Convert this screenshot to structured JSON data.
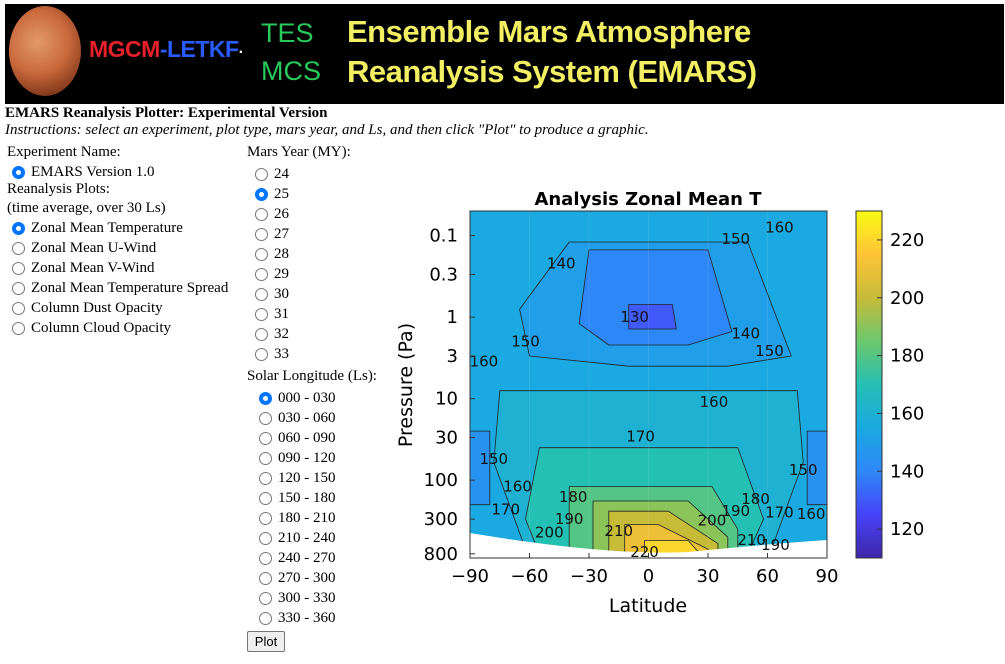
{
  "banner": {
    "logo_red": "MGCM",
    "logo_blue": "-LETKF",
    "logo_dot": "·",
    "tes": "TES",
    "mcs": "MCS",
    "title_line1": "Ensemble Mars Atmosphere",
    "title_line2": "Reanalysis System (EMARS)"
  },
  "heading": "EMARS Reanalysis Plotter: Experimental Version",
  "instructions": "Instructions: select an experiment, plot type, mars year, and Ls, and then click \"Plot\" to produce a graphic.",
  "experiment": {
    "label": "Experiment Name:",
    "options": [
      {
        "label": "EMARS Version 1.0",
        "checked": true
      }
    ]
  },
  "reanalysis": {
    "label": "Reanalysis Plots:",
    "sublabel": "(time average, over 30 Ls)",
    "options": [
      {
        "label": "Zonal Mean Temperature",
        "checked": true
      },
      {
        "label": "Zonal Mean U-Wind",
        "checked": false
      },
      {
        "label": "Zonal Mean V-Wind",
        "checked": false
      },
      {
        "label": "Zonal Mean Temperature Spread",
        "checked": false
      },
      {
        "label": "Column Dust Opacity",
        "checked": false
      },
      {
        "label": "Column Cloud Opacity",
        "checked": false
      }
    ]
  },
  "mars_year": {
    "label": "Mars Year (MY):",
    "options": [
      {
        "label": "24",
        "checked": false
      },
      {
        "label": "25",
        "checked": true
      },
      {
        "label": "26",
        "checked": false
      },
      {
        "label": "27",
        "checked": false
      },
      {
        "label": "28",
        "checked": false
      },
      {
        "label": "29",
        "checked": false
      },
      {
        "label": "30",
        "checked": false
      },
      {
        "label": "31",
        "checked": false
      },
      {
        "label": "32",
        "checked": false
      },
      {
        "label": "33",
        "checked": false
      }
    ]
  },
  "solar_longitude": {
    "label": "Solar Longitude (Ls):",
    "options": [
      {
        "label": "000 - 030",
        "checked": true
      },
      {
        "label": "030 - 060",
        "checked": false
      },
      {
        "label": "060 - 090",
        "checked": false
      },
      {
        "label": "090 - 120",
        "checked": false
      },
      {
        "label": "120 - 150",
        "checked": false
      },
      {
        "label": "150 - 180",
        "checked": false
      },
      {
        "label": "180 - 210",
        "checked": false
      },
      {
        "label": "210 - 240",
        "checked": false
      },
      {
        "label": "240 - 270",
        "checked": false
      },
      {
        "label": "270 - 300",
        "checked": false
      },
      {
        "label": "300 - 330",
        "checked": false
      },
      {
        "label": "330 - 360",
        "checked": false
      }
    ]
  },
  "plot_button": "Plot",
  "chart_data": {
    "type": "heatmap",
    "title": "Analysis Zonal Mean T",
    "xlabel": "Latitude",
    "ylabel": "Pressure (Pa)",
    "x_ticks": [
      "−90",
      "−60",
      "−30",
      "0",
      "30",
      "60",
      "90"
    ],
    "x_tick_values": [
      -90,
      -60,
      -30,
      0,
      30,
      60,
      90
    ],
    "y_ticks": [
      "0.1",
      "0.3",
      "1",
      "3",
      "10",
      "30",
      "100",
      "300",
      "800"
    ],
    "y_tick_values": [
      0.1,
      0.3,
      1,
      3,
      10,
      30,
      100,
      300,
      800
    ],
    "y_scale": "log",
    "y_reversed": true,
    "xlim": [
      -90,
      90
    ],
    "ylim": [
      0.05,
      900
    ],
    "colorbar": {
      "ticks": [
        "220",
        "200",
        "180",
        "160",
        "140",
        "120"
      ],
      "tick_values": [
        220,
        200,
        180,
        160,
        140,
        120
      ],
      "range": [
        110,
        230
      ],
      "colors": [
        "#3e26a8",
        "#4743f8",
        "#2e87f7",
        "#1aa9e0",
        "#25c0b4",
        "#6cc86d",
        "#c7bc38",
        "#fec338",
        "#f9fb15"
      ]
    },
    "regions": [
      {
        "level": 155,
        "points": [
          [
            -90,
            0.05
          ],
          [
            90,
            0.05
          ],
          [
            90,
            800
          ],
          [
            -90,
            800
          ]
        ]
      },
      {
        "level": 150,
        "points": [
          [
            -40,
            0.12
          ],
          [
            50,
            0.12
          ],
          [
            72,
            3
          ],
          [
            40,
            4
          ],
          [
            -10,
            4
          ],
          [
            -60,
            3
          ],
          [
            -65,
            0.8
          ]
        ]
      },
      {
        "level": 140,
        "points": [
          [
            -30,
            0.15
          ],
          [
            30,
            0.15
          ],
          [
            42,
            1.5
          ],
          [
            20,
            2.2
          ],
          [
            -20,
            2.2
          ],
          [
            -35,
            1.2
          ]
        ]
      },
      {
        "level": 130,
        "points": [
          [
            -10,
            0.7
          ],
          [
            12,
            0.7
          ],
          [
            14,
            1.4
          ],
          [
            -10,
            1.4
          ]
        ]
      },
      {
        "level": 160,
        "points": [
          [
            -75,
            8
          ],
          [
            75,
            8
          ],
          [
            78,
            60
          ],
          [
            62,
            700
          ],
          [
            -62,
            700
          ],
          [
            -78,
            60
          ]
        ]
      },
      {
        "level": 145,
        "points": [
          [
            -90,
            25
          ],
          [
            -80,
            25
          ],
          [
            -80,
            200
          ],
          [
            -90,
            200
          ]
        ]
      },
      {
        "level": 145,
        "points": [
          [
            80,
            25
          ],
          [
            90,
            25
          ],
          [
            90,
            200
          ],
          [
            80,
            200
          ]
        ]
      },
      {
        "level": 170,
        "points": [
          [
            -55,
            40
          ],
          [
            45,
            40
          ],
          [
            58,
            300
          ],
          [
            50,
            800
          ],
          [
            -55,
            800
          ],
          [
            -62,
            300
          ]
        ]
      },
      {
        "level": 180,
        "points": [
          [
            -40,
            120
          ],
          [
            32,
            120
          ],
          [
            45,
            400
          ],
          [
            45,
            800
          ],
          [
            -40,
            800
          ]
        ]
      },
      {
        "level": 190,
        "points": [
          [
            -28,
            180
          ],
          [
            20,
            180
          ],
          [
            40,
            500
          ],
          [
            40,
            800
          ],
          [
            -28,
            800
          ]
        ]
      },
      {
        "level": 200,
        "points": [
          [
            -20,
            240
          ],
          [
            10,
            240
          ],
          [
            35,
            600
          ],
          [
            35,
            800
          ],
          [
            -20,
            800
          ]
        ]
      },
      {
        "level": 210,
        "points": [
          [
            -12,
            350
          ],
          [
            5,
            350
          ],
          [
            30,
            700
          ],
          [
            30,
            800
          ],
          [
            -12,
            800
          ]
        ]
      },
      {
        "level": 220,
        "points": [
          [
            -2,
            550
          ],
          [
            20,
            550
          ],
          [
            26,
            800
          ],
          [
            -2,
            800
          ]
        ]
      }
    ],
    "contour_labels": [
      {
        "text": "160",
        "lat": 66,
        "p": 0.08
      },
      {
        "text": "150",
        "lat": 44,
        "p": 0.11
      },
      {
        "text": "140",
        "lat": -44,
        "p": 0.22
      },
      {
        "text": "130",
        "lat": -7,
        "p": 1.0
      },
      {
        "text": "140",
        "lat": 49,
        "p": 1.6
      },
      {
        "text": "150",
        "lat": -62,
        "p": 2.0
      },
      {
        "text": "150",
        "lat": 61,
        "p": 2.6
      },
      {
        "text": "160",
        "lat": -83,
        "p": 3.5
      },
      {
        "text": "160",
        "lat": 33,
        "p": 11
      },
      {
        "text": "170",
        "lat": -4,
        "p": 29
      },
      {
        "text": "150",
        "lat": -78,
        "p": 55
      },
      {
        "text": "150",
        "lat": 78,
        "p": 75
      },
      {
        "text": "170",
        "lat": -72,
        "p": 230
      },
      {
        "text": "160",
        "lat": -66,
        "p": 120
      },
      {
        "text": "180",
        "lat": -38,
        "p": 160
      },
      {
        "text": "200",
        "lat": -50,
        "p": 440
      },
      {
        "text": "190",
        "lat": -40,
        "p": 300
      },
      {
        "text": "210",
        "lat": -15,
        "p": 420
      },
      {
        "text": "220",
        "lat": -2,
        "p": 760
      },
      {
        "text": "200",
        "lat": 32,
        "p": 310
      },
      {
        "text": "190",
        "lat": 44,
        "p": 240
      },
      {
        "text": "180",
        "lat": 54,
        "p": 170
      },
      {
        "text": "170",
        "lat": 66,
        "p": 250
      },
      {
        "text": "160",
        "lat": 82,
        "p": 260
      },
      {
        "text": "210",
        "lat": 52,
        "p": 540
      },
      {
        "text": "190",
        "lat": 64,
        "p": 620
      }
    ]
  }
}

Exercise prompt: Find how many lines of the material carry the string "Zonal". Only the number should be in the answer.

Result of the exercise: 5